# [OBJECTIVE]
Every line with the string "国盛证券研究所" should be gathered.

# [DATASET CONTENT]
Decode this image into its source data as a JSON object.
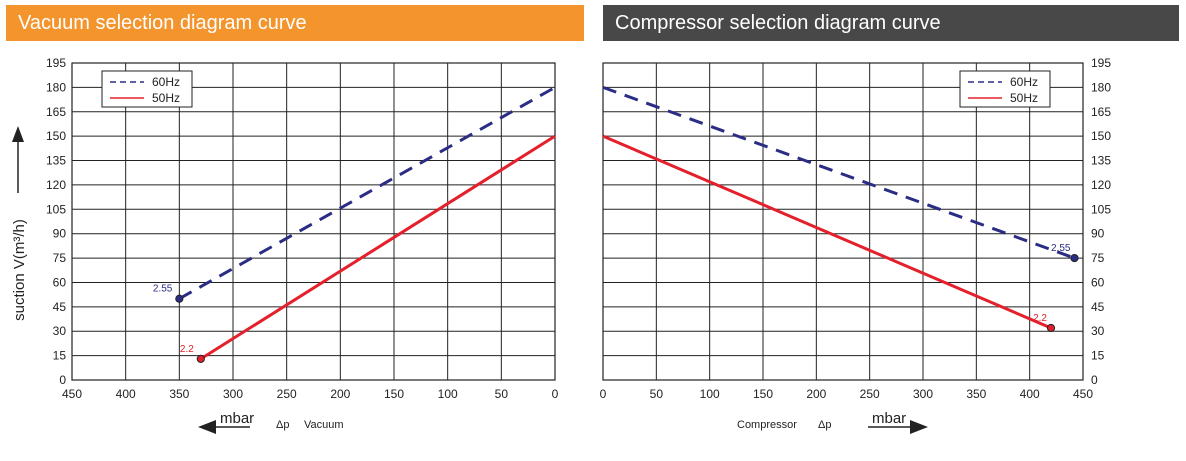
{
  "banners": {
    "left": "Vacuum  selection  diagram  curve",
    "right": "Compressor  selection diagram curve"
  },
  "colors": {
    "orange": "#f4942d",
    "dark": "#474847",
    "blue": "#2b2d84",
    "red": "#e3202b"
  },
  "ylabel": "suction V(m³/h)",
  "chart_data": [
    {
      "type": "line",
      "title": "Vacuum  selection  diagram  curve",
      "x_ticks": [
        "450",
        "400",
        "350",
        "300",
        "250",
        "200",
        "150",
        "100",
        "50",
        "0"
      ],
      "y_ticks": [
        "0",
        "15",
        "30",
        "45",
        "60",
        "75",
        "90",
        "105",
        "120",
        "135",
        "150",
        "165",
        "180",
        "195"
      ],
      "xlim": [
        450,
        0
      ],
      "ylim": [
        0,
        195
      ],
      "grid": true,
      "legend_position": "top-left",
      "xlabel_unit": "mbar",
      "xlabel_delta": "Δp",
      "xlabel_text": "Vacuum",
      "ylabel": "suction V(m³/h)",
      "series": [
        {
          "name": "60Hz",
          "style": "dashed",
          "color": "#2b2d84",
          "x": [
            350,
            0
          ],
          "y": [
            50,
            180
          ],
          "end_label": "2.55"
        },
        {
          "name": "50Hz",
          "style": "solid",
          "color": "#e3202b",
          "x": [
            330,
            0
          ],
          "y": [
            13,
            150
          ],
          "end_label": "2.2"
        }
      ]
    },
    {
      "type": "line",
      "title": "Compressor  selection diagram curve",
      "x_ticks": [
        "0",
        "50",
        "100",
        "150",
        "200",
        "250",
        "300",
        "350",
        "400",
        "450"
      ],
      "y_ticks": [
        "0",
        "15",
        "30",
        "45",
        "60",
        "75",
        "90",
        "105",
        "120",
        "135",
        "150",
        "165",
        "180",
        "195"
      ],
      "xlim": [
        0,
        450
      ],
      "ylim": [
        0,
        195
      ],
      "grid": true,
      "legend_position": "top-right",
      "xlabel_unit": "mbar",
      "xlabel_delta": "Δp",
      "xlabel_text": "Compressor",
      "series": [
        {
          "name": "60Hz",
          "style": "dashed",
          "color": "#2b2d84",
          "x": [
            0,
            442
          ],
          "y": [
            180,
            75
          ],
          "end_label": "2.55"
        },
        {
          "name": "50Hz",
          "style": "solid",
          "color": "#e3202b",
          "x": [
            0,
            420
          ],
          "y": [
            150,
            32
          ],
          "end_label": "2.2"
        }
      ]
    }
  ]
}
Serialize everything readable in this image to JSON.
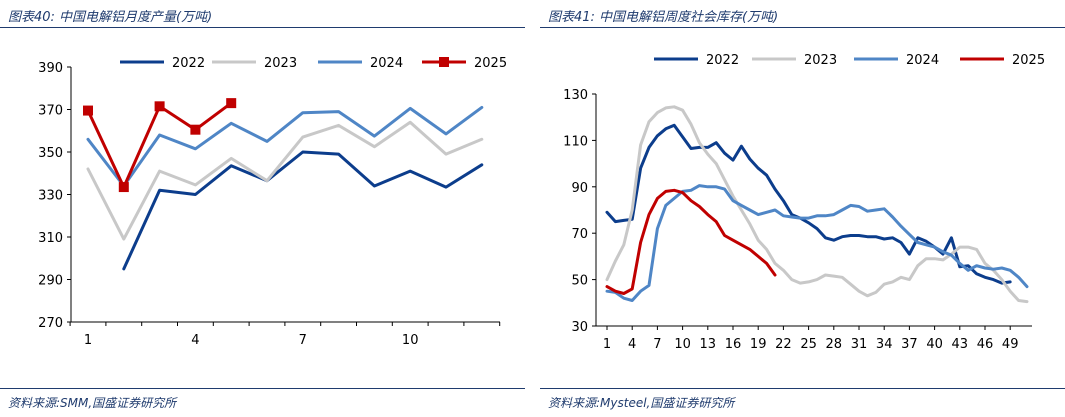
{
  "left": {
    "title": "图表40:  中国电解铝月度产量(万吨)",
    "source": "资料来源:SMM,国盛证券研究所",
    "chart_data": {
      "type": "line",
      "title": "中国电解铝月度产量(万吨)",
      "ylim": [
        270,
        390
      ],
      "yticks": [
        "270",
        "290",
        "310",
        "330",
        "350",
        "370",
        "390"
      ],
      "xlim": [
        1,
        12
      ],
      "xticks": [
        "1",
        "4",
        "7",
        "10"
      ],
      "xtick_values": [
        1,
        4,
        7,
        10
      ],
      "series": [
        {
          "name": "2022",
          "color": "#0c3d8c",
          "marker": "none",
          "x": [
            2,
            3,
            4,
            5,
            6,
            7,
            8,
            9,
            10,
            11,
            12
          ],
          "values": [
            295,
            332,
            330,
            343.5,
            336.5,
            350,
            349,
            334,
            341,
            333.5,
            344
          ]
        },
        {
          "name": "2023",
          "color": "#c8c8c8",
          "marker": "none",
          "x": [
            1,
            2,
            3,
            4,
            5,
            6,
            7,
            8,
            9,
            10,
            11,
            12
          ],
          "values": [
            342,
            309,
            341,
            334.5,
            347,
            336.5,
            357,
            362.5,
            352.5,
            364,
            349,
            356
          ]
        },
        {
          "name": "2024",
          "color": "#4f86c6",
          "marker": "none",
          "x": [
            1,
            2,
            3,
            4,
            5,
            6,
            7,
            8,
            9,
            10,
            11,
            12
          ],
          "values": [
            356,
            334,
            358,
            351.5,
            363.5,
            355,
            368.5,
            369,
            357.5,
            370.5,
            358.5,
            371
          ]
        },
        {
          "name": "2025",
          "color": "#c00000",
          "marker": "square",
          "x": [
            1,
            2,
            3,
            4,
            5
          ],
          "values": [
            369.5,
            333.5,
            371.5,
            360.5,
            373
          ]
        }
      ]
    }
  },
  "right": {
    "title": "图表41:  中国电解铝周度社会库存(万吨)",
    "source": "资料来源:Mysteel,国盛证券研究所",
    "chart_data": {
      "type": "line",
      "title": "中国电解铝周度社会库存(万吨)",
      "ylim": [
        30,
        130
      ],
      "yticks": [
        "30",
        "50",
        "70",
        "90",
        "110",
        "130"
      ],
      "xlim": [
        1,
        51
      ],
      "xticks": [
        "1",
        "4",
        "7",
        "10",
        "13",
        "16",
        "19",
        "22",
        "25",
        "28",
        "31",
        "34",
        "37",
        "40",
        "43",
        "46",
        "49"
      ],
      "xtick_values": [
        1,
        4,
        7,
        10,
        13,
        16,
        19,
        22,
        25,
        28,
        31,
        34,
        37,
        40,
        43,
        46,
        49
      ],
      "series": [
        {
          "name": "2022",
          "color": "#0c3d8c",
          "x": [
            1,
            2,
            3,
            4,
            5,
            6,
            7,
            8,
            9,
            10,
            11,
            12,
            13,
            14,
            15,
            16,
            17,
            18,
            19,
            20,
            21,
            22,
            23,
            24,
            25,
            26,
            27,
            28,
            29,
            30,
            31,
            32,
            33,
            34,
            35,
            36,
            37,
            38,
            39,
            40,
            41,
            42,
            43,
            44,
            45,
            46,
            47,
            48,
            49
          ],
          "values": [
            79,
            75,
            75.5,
            76,
            98,
            107,
            112,
            115,
            116.5,
            111.5,
            106.5,
            107,
            107,
            109,
            104.5,
            101.5,
            107.5,
            102,
            98,
            95,
            89,
            84,
            78,
            76.5,
            74.5,
            72,
            68,
            67,
            68.5,
            69,
            69,
            68.5,
            68.5,
            67.5,
            68,
            66,
            61,
            68,
            66.5,
            64,
            61,
            68,
            55.5,
            56,
            52.5,
            51,
            50,
            48.5,
            49
          ]
        },
        {
          "name": "2023",
          "color": "#c8c8c8",
          "x": [
            1,
            2,
            3,
            4,
            5,
            6,
            7,
            8,
            9,
            10,
            11,
            12,
            13,
            14,
            15,
            16,
            17,
            18,
            19,
            20,
            21,
            22,
            23,
            24,
            25,
            26,
            27,
            28,
            29,
            30,
            31,
            32,
            33,
            34,
            35,
            36,
            37,
            38,
            39,
            40,
            41,
            42,
            43,
            44,
            45,
            46,
            47,
            48,
            49,
            50,
            51
          ],
          "values": [
            50,
            58,
            65,
            80,
            108,
            118,
            122,
            124,
            124.5,
            123,
            117,
            109,
            104,
            100,
            93,
            86,
            80,
            74,
            67,
            63,
            57,
            54,
            50,
            48.5,
            49,
            50,
            52,
            51.5,
            51,
            48,
            45,
            43,
            44.5,
            48,
            49,
            51,
            50,
            56,
            59,
            59,
            58.5,
            61,
            64,
            64,
            63,
            57,
            54,
            50,
            45,
            41,
            40.5
          ]
        },
        {
          "name": "2024",
          "color": "#4f86c6",
          "x": [
            1,
            2,
            3,
            4,
            5,
            6,
            7,
            8,
            9,
            10,
            11,
            12,
            13,
            14,
            15,
            16,
            17,
            18,
            19,
            20,
            21,
            22,
            23,
            24,
            25,
            26,
            27,
            28,
            29,
            30,
            31,
            32,
            33,
            34,
            35,
            36,
            37,
            38,
            39,
            40,
            41,
            42,
            43,
            44,
            45,
            46,
            47,
            48,
            49,
            50,
            51
          ],
          "values": [
            45,
            44.5,
            42,
            41,
            45,
            47.5,
            72,
            82,
            85,
            88,
            88.5,
            90.5,
            90,
            90,
            89,
            84,
            82,
            80,
            78,
            79,
            80,
            77.5,
            77,
            76.5,
            76.5,
            77.5,
            77.5,
            78,
            80,
            82,
            81.5,
            79.5,
            80,
            80.5,
            77,
            73,
            69.5,
            66,
            65,
            64,
            62,
            60.5,
            57,
            54,
            56,
            55,
            54.5,
            55,
            54,
            51,
            47
          ]
        },
        {
          "name": "2025",
          "color": "#c00000",
          "x": [
            1,
            2,
            3,
            4,
            5,
            6,
            7,
            8,
            9,
            10,
            11,
            12,
            13,
            14,
            15,
            16,
            17,
            18,
            19,
            20,
            21
          ],
          "values": [
            47,
            45,
            44,
            46,
            66,
            78,
            85,
            88,
            88.5,
            87.5,
            84,
            81.5,
            78,
            75,
            69,
            67,
            65,
            63,
            60,
            57,
            52
          ]
        }
      ]
    }
  }
}
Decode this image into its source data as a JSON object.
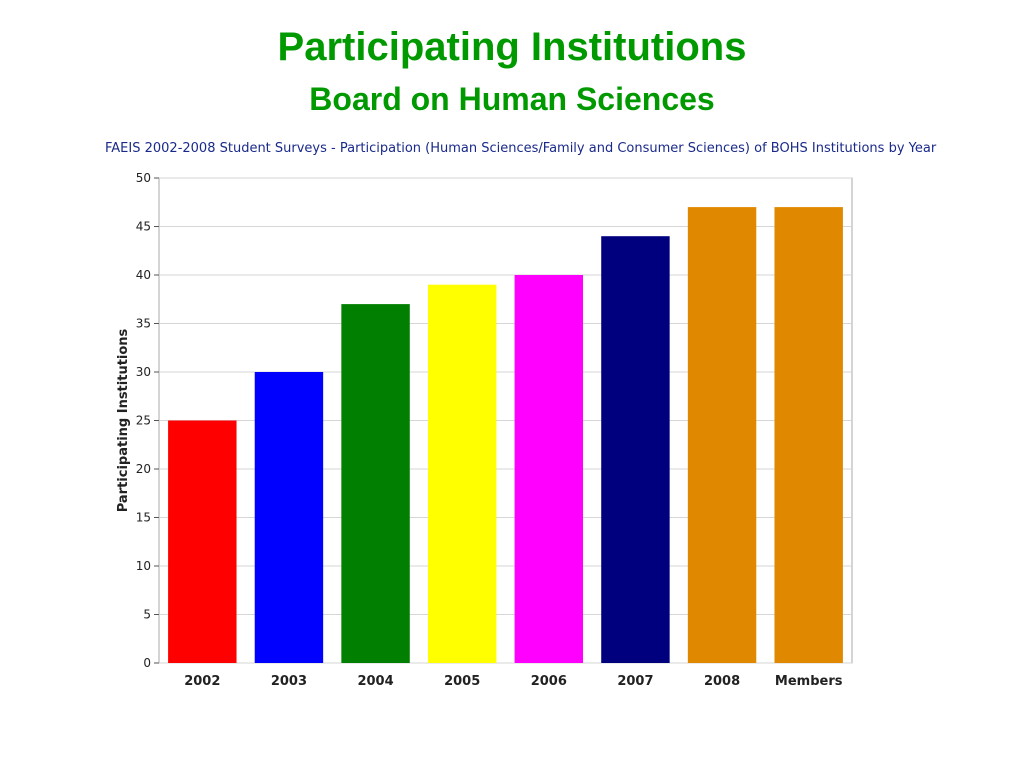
{
  "slide": {
    "title": "Participating Institutions",
    "subtitle": "Board on Human Sciences"
  },
  "colors": {
    "heading": "#009900",
    "chart_title": "#1a2a8a"
  },
  "chart_data": {
    "type": "bar",
    "title": "FAEIS 2002-2008 Student Surveys - Participation (Human Sciences/Family and Consumer Sciences) of BOHS Institutions by Year",
    "xlabel": "",
    "ylabel": "Participating Institutions",
    "categories": [
      "2002",
      "2003",
      "2004",
      "2005",
      "2006",
      "2007",
      "2008",
      "Members"
    ],
    "values": [
      25,
      30,
      37,
      39,
      40,
      44,
      47,
      47
    ],
    "bar_colors": [
      "#ff0000",
      "#0000ff",
      "#007f00",
      "#ffff00",
      "#ff00ff",
      "#00007f",
      "#e08800",
      "#e08800"
    ],
    "ylim": [
      0,
      50
    ],
    "yticks": [
      0,
      5,
      10,
      15,
      20,
      25,
      30,
      35,
      40,
      45,
      50
    ],
    "grid": true,
    "legend": "none"
  }
}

# [FINAL RESULT]
    "source": "资料来源:SMM,国盛证券研究所",
    "source": "资料来源:Mysteel,国盛证券研究所",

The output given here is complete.